• [Record set]:
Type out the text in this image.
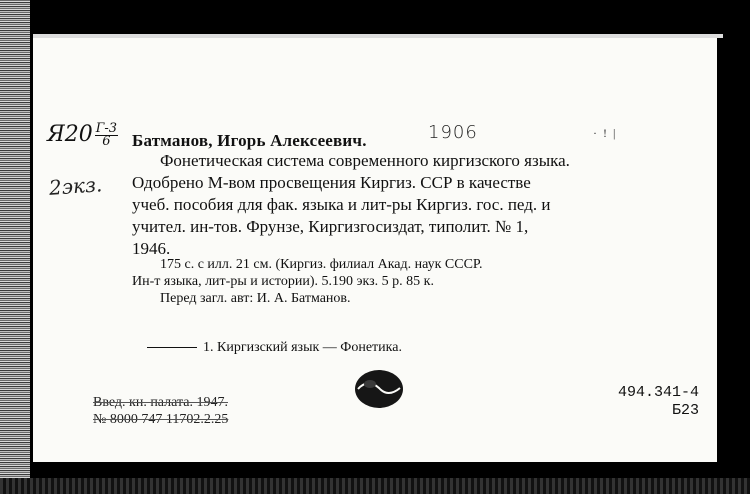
$Я20 \frac{Г-3}{6}$
2экз.
Батманов, Игорь Алексеевич.	1906	·  !  |
Фонетическая система современного киргизского языка.
Одобрено М-вом просвещения Киргиз. ССР в качестве
учеб. пособия для фак. языка и лит-ры Киргиз. гос. пед. и
учител. ин-тов. Фрунзе, Киргизгосиздат, типолит. № 1,
1946.
175 с. с илл. 21 см. (Киргиз. филиал Акад. наук СССР.
Ин-т языка, лит-ры и истории). 5.190 экз. 5 р. 85 к.
Перед загл. авт: И. А. Батманов.
1. Киргизский язык — Фонетика.
Введ. кн. палата. 1947.
№ 8000 747 11702.2.25
494.341-4
Б23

• [Directive]: Word for word, quote the lines above. Omit the pictures.

• [Response to the exercise]:
Type out the text in this image.
$Я20 \frac{Г-3}{6}$
2экз.
Батманов, Игорь Алексеевич.	1906	·  !  |
Фонетическая система современного киргизского языка.
Одобрено М-вом просвещения Киргиз. ССР в качестве
учеб. пособия для фак. языка и лит-ры Киргиз. гос. пед. и
учител. ин-тов. Фрунзе, Киргизгосиздат, типолит. № 1,
1946.
175 с. с илл. 21 см. (Киргиз. филиал Акад. наук СССР.
Ин-т языка, лит-ры и истории). 5.190 экз. 5 р. 85 к.
Перед загл. авт: И. А. Батманов.
1. Киргизский язык — Фонетика.
Введ. кн. палата. 1947.
№ 8000 747 11702.2.25
494.341-4
Б23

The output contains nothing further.